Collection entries
━━━━━━━━━━━━━━━━━━━━━━━━━━━━━━

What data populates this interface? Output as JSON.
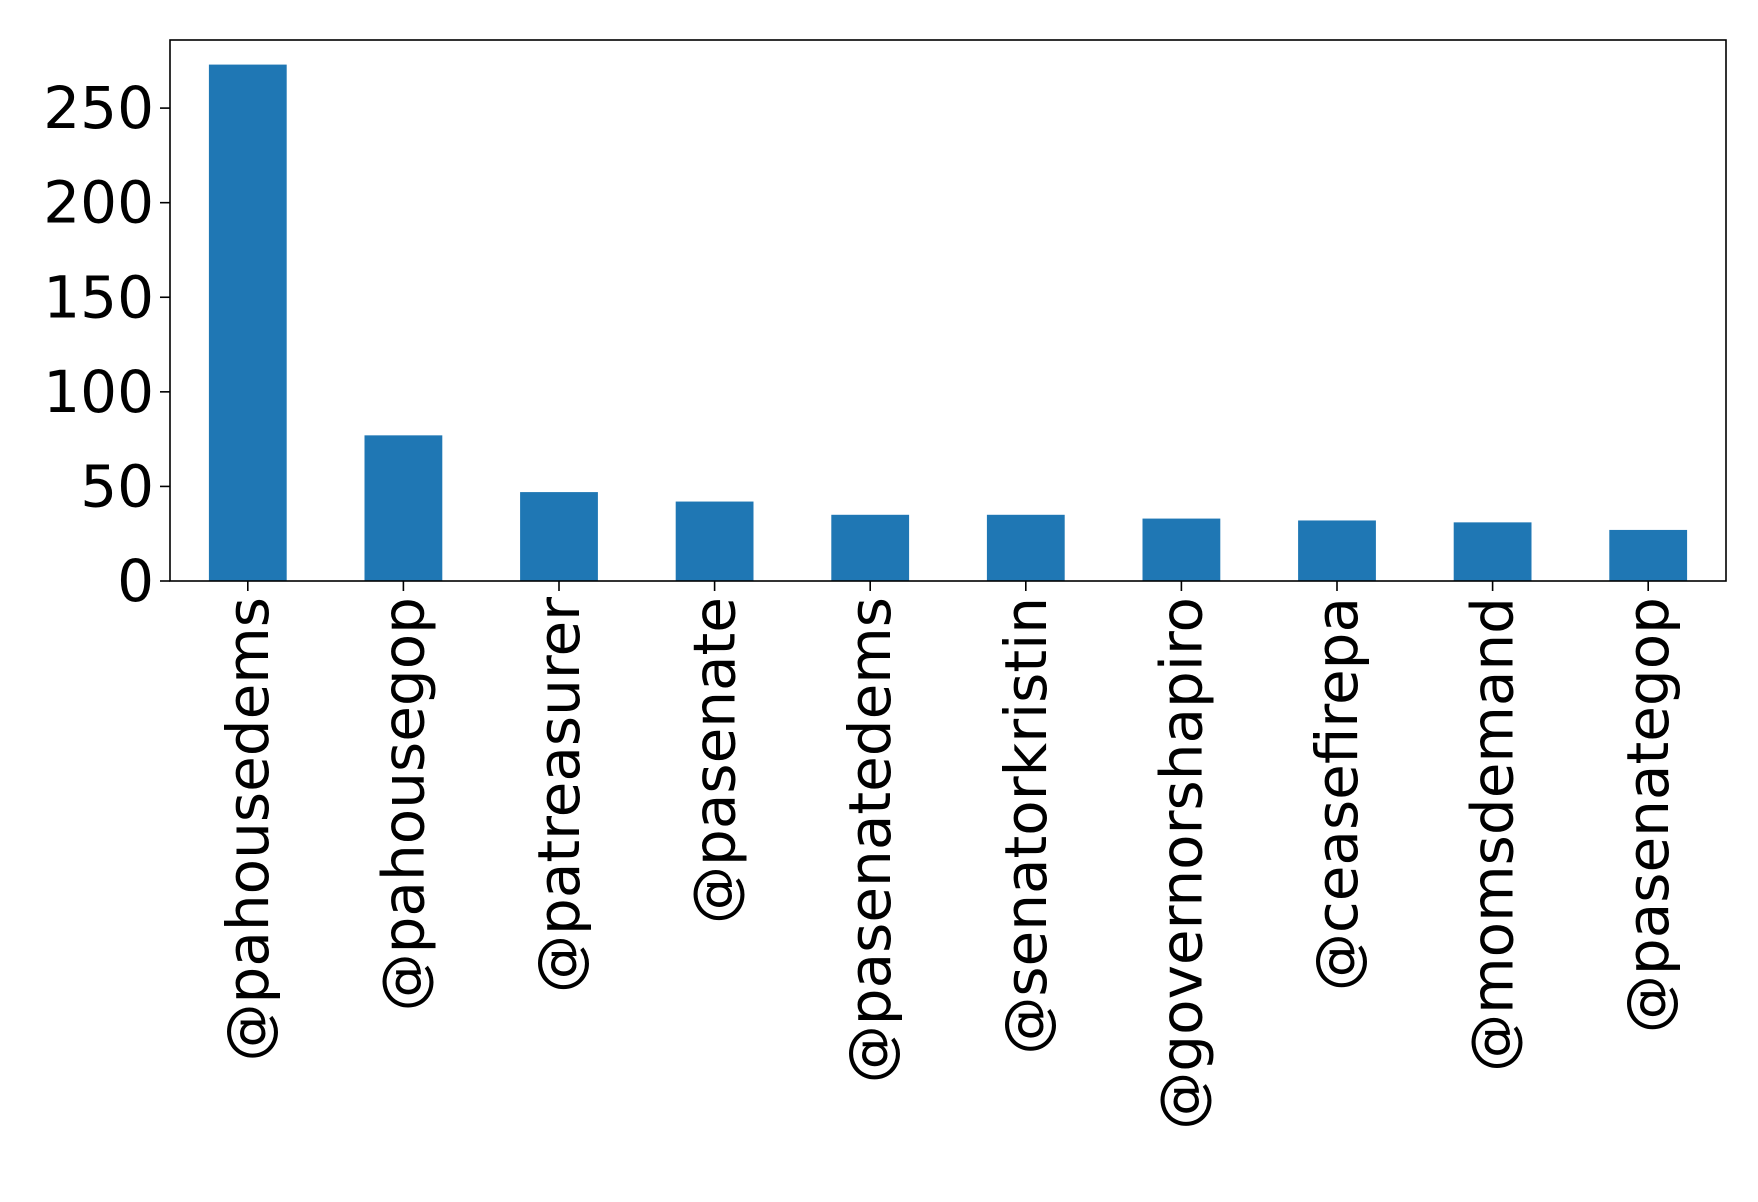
{
  "chart_data": {
    "type": "bar",
    "title": "",
    "xlabel": "",
    "ylabel": "",
    "categories": [
      "@pahousedems",
      "@pahousegop",
      "@patreasurer",
      "@pasenate",
      "@pasenatedems",
      "@senatorkristin",
      "@governorshapiro",
      "@ceasefirepa",
      "@momsdemand",
      "@pasenategop"
    ],
    "values": [
      273,
      77,
      47,
      42,
      35,
      35,
      33,
      32,
      31,
      27
    ],
    "ylim": [
      0,
      286
    ],
    "yticks": [
      0,
      50,
      100,
      150,
      200,
      250
    ],
    "grid": false,
    "legend": "none",
    "bar_color": "#1f77b4"
  }
}
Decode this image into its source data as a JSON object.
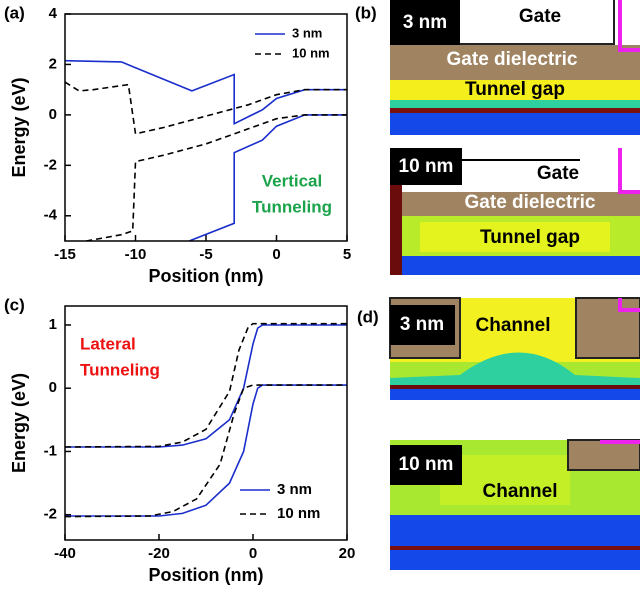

━━━━━━━━━━━━━━━━━━━━━━━━━━━━━━

• TASK STATEMENT
Pictures excluded, quote all the data above exactly.

• RESPONSE TO THE TASK
What data populates this interface? Output as JSON.
{
  "chart_data": {
    "type": "bar",
    "title": "",
    "xlabel": "",
    "ylabel": "",
    "categories": [
      "@pahousedems",
      "@pahousegop",
      "@patreasurer",
      "@pasenate",
      "@pasenatedems",
      "@senatorkristin",
      "@governorshapiro",
      "@ceasefirepa",
      "@momsdemand",
      "@pasenategop"
    ],
    "values": [
      273,
      77,
      47,
      42,
      35,
      35,
      33,
      32,
      31,
      27
    ],
    "ylim": [
      0,
      286
    ],
    "yticks": [
      0,
      50,
      100,
      150,
      200,
      250
    ],
    "grid": false,
    "legend": "none",
    "bar_color": "#1f77b4"
  }
}
Decode this image into its source data as a JSON object.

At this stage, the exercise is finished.